Task description
From start to end, print the entire listing below exactly.

Exercise material
**********
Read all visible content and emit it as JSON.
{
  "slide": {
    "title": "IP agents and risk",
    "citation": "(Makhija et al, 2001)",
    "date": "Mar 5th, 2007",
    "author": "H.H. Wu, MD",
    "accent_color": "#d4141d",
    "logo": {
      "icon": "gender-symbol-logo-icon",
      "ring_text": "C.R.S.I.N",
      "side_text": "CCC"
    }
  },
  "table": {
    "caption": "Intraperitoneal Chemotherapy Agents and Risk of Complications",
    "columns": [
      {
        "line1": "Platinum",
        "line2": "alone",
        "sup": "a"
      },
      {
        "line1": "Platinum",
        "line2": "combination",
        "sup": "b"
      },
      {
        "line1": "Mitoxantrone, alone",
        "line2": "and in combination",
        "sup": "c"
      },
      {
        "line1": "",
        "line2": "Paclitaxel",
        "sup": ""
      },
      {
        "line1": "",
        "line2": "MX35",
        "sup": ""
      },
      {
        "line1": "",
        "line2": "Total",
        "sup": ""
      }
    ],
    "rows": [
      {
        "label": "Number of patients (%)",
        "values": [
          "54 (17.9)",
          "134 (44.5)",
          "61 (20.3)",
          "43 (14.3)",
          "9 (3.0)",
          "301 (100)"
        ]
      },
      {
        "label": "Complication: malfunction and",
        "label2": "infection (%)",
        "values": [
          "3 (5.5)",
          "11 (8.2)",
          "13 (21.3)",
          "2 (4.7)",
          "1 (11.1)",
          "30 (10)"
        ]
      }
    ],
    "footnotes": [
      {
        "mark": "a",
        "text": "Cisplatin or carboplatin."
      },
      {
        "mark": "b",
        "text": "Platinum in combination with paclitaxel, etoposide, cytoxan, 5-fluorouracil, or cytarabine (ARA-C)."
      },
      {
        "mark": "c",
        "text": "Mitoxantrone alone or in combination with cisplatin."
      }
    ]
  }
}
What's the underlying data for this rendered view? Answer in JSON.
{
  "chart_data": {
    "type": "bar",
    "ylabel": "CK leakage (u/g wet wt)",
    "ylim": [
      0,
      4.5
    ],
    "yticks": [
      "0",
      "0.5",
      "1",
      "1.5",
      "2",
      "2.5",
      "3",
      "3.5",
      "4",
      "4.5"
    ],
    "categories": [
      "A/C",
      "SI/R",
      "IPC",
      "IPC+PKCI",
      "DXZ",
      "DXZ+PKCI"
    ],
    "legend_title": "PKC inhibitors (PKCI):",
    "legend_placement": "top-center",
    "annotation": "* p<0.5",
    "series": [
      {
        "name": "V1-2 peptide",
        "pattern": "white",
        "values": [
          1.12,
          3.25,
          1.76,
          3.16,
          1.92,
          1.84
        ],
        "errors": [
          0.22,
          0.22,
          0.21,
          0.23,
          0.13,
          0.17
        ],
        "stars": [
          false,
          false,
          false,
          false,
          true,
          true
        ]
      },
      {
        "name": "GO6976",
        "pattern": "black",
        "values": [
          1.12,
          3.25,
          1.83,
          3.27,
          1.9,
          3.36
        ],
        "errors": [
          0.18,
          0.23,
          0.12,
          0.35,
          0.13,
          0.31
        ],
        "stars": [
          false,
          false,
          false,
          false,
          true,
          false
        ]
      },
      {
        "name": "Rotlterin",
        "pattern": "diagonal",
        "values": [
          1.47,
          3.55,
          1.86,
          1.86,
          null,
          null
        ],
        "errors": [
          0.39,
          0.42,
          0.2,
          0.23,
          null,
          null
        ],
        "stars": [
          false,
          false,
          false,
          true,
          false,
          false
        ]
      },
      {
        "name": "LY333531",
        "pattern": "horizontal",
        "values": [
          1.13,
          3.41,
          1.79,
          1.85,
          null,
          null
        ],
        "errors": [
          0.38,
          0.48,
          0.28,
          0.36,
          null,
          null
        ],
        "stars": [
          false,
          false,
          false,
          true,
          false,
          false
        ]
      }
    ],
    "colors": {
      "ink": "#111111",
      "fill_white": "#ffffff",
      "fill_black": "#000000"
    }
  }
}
**********
Written reply
Read all visible content and emit it as JSON.
{
  "slide": {
    "title": "IP agents and risk",
    "citation": "(Makhija et al, 2001)",
    "date": "Mar 5th, 2007",
    "author": "H.H. Wu, MD",
    "accent_color": "#d4141d",
    "logo": {
      "icon": "gender-symbol-logo-icon",
      "ring_text": "C.R.S.I.N",
      "side_text": "CCC"
    }
  },
  "table": {
    "caption": "Intraperitoneal Chemotherapy Agents and Risk of Complications",
    "columns": [
      {
        "line1": "Platinum",
        "line2": "alone",
        "sup": "a"
      },
      {
        "line1": "Platinum",
        "line2": "combination",
        "sup": "b"
      },
      {
        "line1": "Mitoxantrone, alone",
        "line2": "and in combination",
        "sup": "c"
      },
      {
        "line1": "",
        "line2": "Paclitaxel",
        "sup": ""
      },
      {
        "line1": "",
        "line2": "MX35",
        "sup": ""
      },
      {
        "line1": "",
        "line2": "Total",
        "sup": ""
      }
    ],
    "rows": [
      {
        "label": "Number of patients (%)",
        "values": [
          "54 (17.9)",
          "134 (44.5)",
          "61 (20.3)",
          "43 (14.3)",
          "9 (3.0)",
          "301 (100)"
        ]
      },
      {
        "label": "Complication: malfunction and",
        "label2": "infection (%)",
        "values": [
          "3 (5.5)",
          "11 (8.2)",
          "13 (21.3)",
          "2 (4.7)",
          "1 (11.1)",
          "30 (10)"
        ]
      }
    ],
    "footnotes": [
      {
        "mark": "a",
        "text": "Cisplatin or carboplatin."
      },
      {
        "mark": "b",
        "text": "Platinum in combination with paclitaxel, etoposide, cytoxan, 5-fluorouracil, or cytarabine (ARA-C)."
      },
      {
        "mark": "c",
        "text": "Mitoxantrone alone or in combination with cisplatin."
      }
    ]
  }
}
What's the underlying data for this rendered view? Answer in JSON.
{
  "chart_data": {
    "type": "bar",
    "ylabel": "CK leakage (u/g wet wt)",
    "ylim": [
      0,
      4.5
    ],
    "yticks": [
      "0",
      "0.5",
      "1",
      "1.5",
      "2",
      "2.5",
      "3",
      "3.5",
      "4",
      "4.5"
    ],
    "categories": [
      "A/C",
      "SI/R",
      "IPC",
      "IPC+PKCI",
      "DXZ",
      "DXZ+PKCI"
    ],
    "legend_title": "PKC inhibitors (PKCI):",
    "legend_placement": "top-center",
    "annotation": "* p<0.5",
    "series": [
      {
        "name": "V1-2 peptide",
        "pattern": "white",
        "values": [
          1.12,
          3.25,
          1.76,
          3.16,
          1.92,
          1.84
        ],
        "errors": [
          0.22,
          0.22,
          0.21,
          0.23,
          0.13,
          0.17
        ],
        "stars": [
          false,
          false,
          false,
          false,
          true,
          true
        ]
      },
      {
        "name": "GO6976",
        "pattern": "black",
        "values": [
          1.12,
          3.25,
          1.83,
          3.27,
          1.9,
          3.36
        ],
        "errors": [
          0.18,
          0.23,
          0.12,
          0.35,
          0.13,
          0.31
        ],
        "stars": [
          false,
          false,
          false,
          false,
          true,
          false
        ]
      },
      {
        "name": "Rotlterin",
        "pattern": "diagonal",
        "values": [
          1.47,
          3.55,
          1.86,
          1.86,
          null,
          null
        ],
        "errors": [
          0.39,
          0.42,
          0.2,
          0.23,
          null,
          null
        ],
        "stars": [
          false,
          false,
          false,
          true,
          false,
          false
        ]
      },
      {
        "name": "LY333531",
        "pattern": "horizontal",
        "values": [
          1.13,
          3.41,
          1.79,
          1.85,
          null,
          null
        ],
        "errors": [
          0.38,
          0.48,
          0.28,
          0.36,
          null,
          null
        ],
        "stars": [
          false,
          false,
          false,
          true,
          false,
          false
        ]
      }
    ],
    "colors": {
      "ink": "#111111",
      "fill_white": "#ffffff",
      "fill_black": "#000000"
    }
  }
}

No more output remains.